# The task:
Could you write out the records below exactly as they appear, leaving out any pictures?

— start Exercise data —

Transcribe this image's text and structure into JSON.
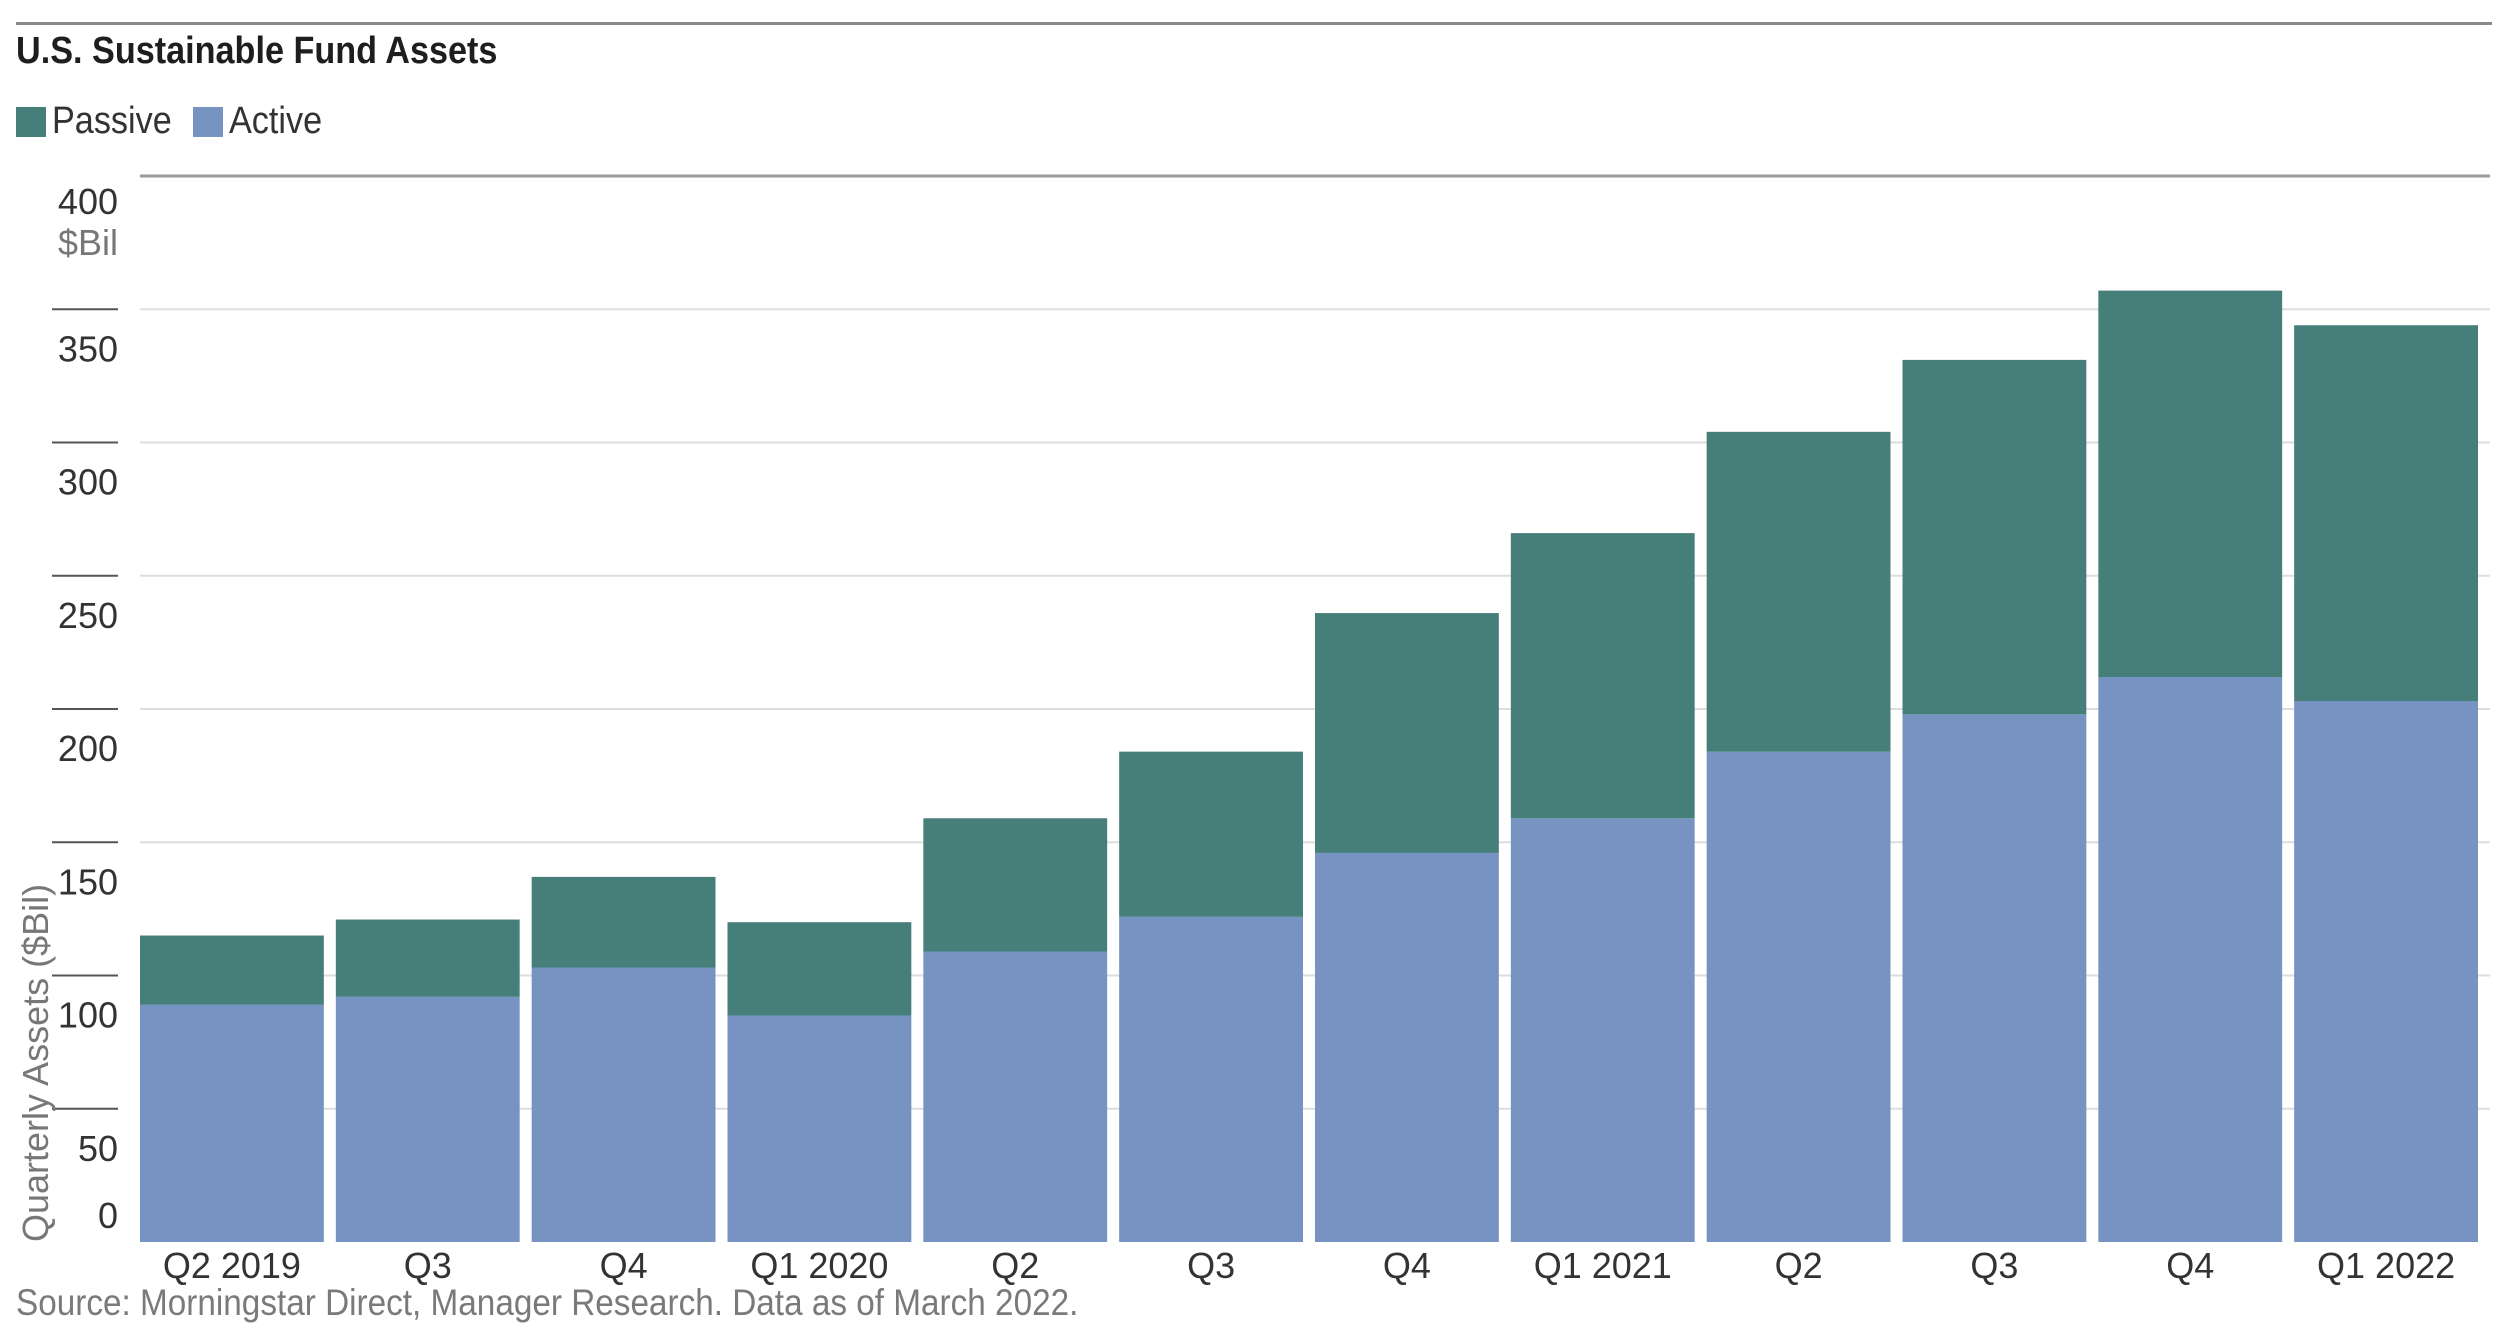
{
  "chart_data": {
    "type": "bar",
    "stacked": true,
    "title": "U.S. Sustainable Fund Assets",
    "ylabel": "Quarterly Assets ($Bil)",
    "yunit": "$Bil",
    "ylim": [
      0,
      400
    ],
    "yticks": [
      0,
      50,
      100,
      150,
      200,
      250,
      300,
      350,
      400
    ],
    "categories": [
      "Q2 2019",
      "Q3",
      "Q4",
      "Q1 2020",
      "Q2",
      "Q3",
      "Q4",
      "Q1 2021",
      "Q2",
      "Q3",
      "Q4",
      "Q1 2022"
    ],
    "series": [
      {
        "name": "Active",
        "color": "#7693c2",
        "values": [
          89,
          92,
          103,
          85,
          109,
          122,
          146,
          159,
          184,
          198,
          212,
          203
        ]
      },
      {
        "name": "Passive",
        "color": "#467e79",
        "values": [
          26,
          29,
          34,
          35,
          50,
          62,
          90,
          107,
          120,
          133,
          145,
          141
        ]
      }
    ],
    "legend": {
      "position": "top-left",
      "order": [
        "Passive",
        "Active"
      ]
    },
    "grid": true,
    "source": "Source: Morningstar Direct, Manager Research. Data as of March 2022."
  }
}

— end Exercise data —

# Worked solution:
Transcribe this image's text and structure into JSON.
{
  "chart_data": {
    "type": "bar",
    "stacked": true,
    "title": "U.S. Sustainable Fund Assets",
    "ylabel": "Quarterly Assets ($Bil)",
    "yunit": "$Bil",
    "ylim": [
      0,
      400
    ],
    "yticks": [
      0,
      50,
      100,
      150,
      200,
      250,
      300,
      350,
      400
    ],
    "categories": [
      "Q2 2019",
      "Q3",
      "Q4",
      "Q1 2020",
      "Q2",
      "Q3",
      "Q4",
      "Q1 2021",
      "Q2",
      "Q3",
      "Q4",
      "Q1 2022"
    ],
    "series": [
      {
        "name": "Active",
        "color": "#7693c2",
        "values": [
          89,
          92,
          103,
          85,
          109,
          122,
          146,
          159,
          184,
          198,
          212,
          203
        ]
      },
      {
        "name": "Passive",
        "color": "#467e79",
        "values": [
          26,
          29,
          34,
          35,
          50,
          62,
          90,
          107,
          120,
          133,
          145,
          141
        ]
      }
    ],
    "legend": {
      "position": "top-left",
      "order": [
        "Passive",
        "Active"
      ]
    },
    "grid": true,
    "source": "Source: Morningstar Direct, Manager Research. Data as of March 2022."
  }
}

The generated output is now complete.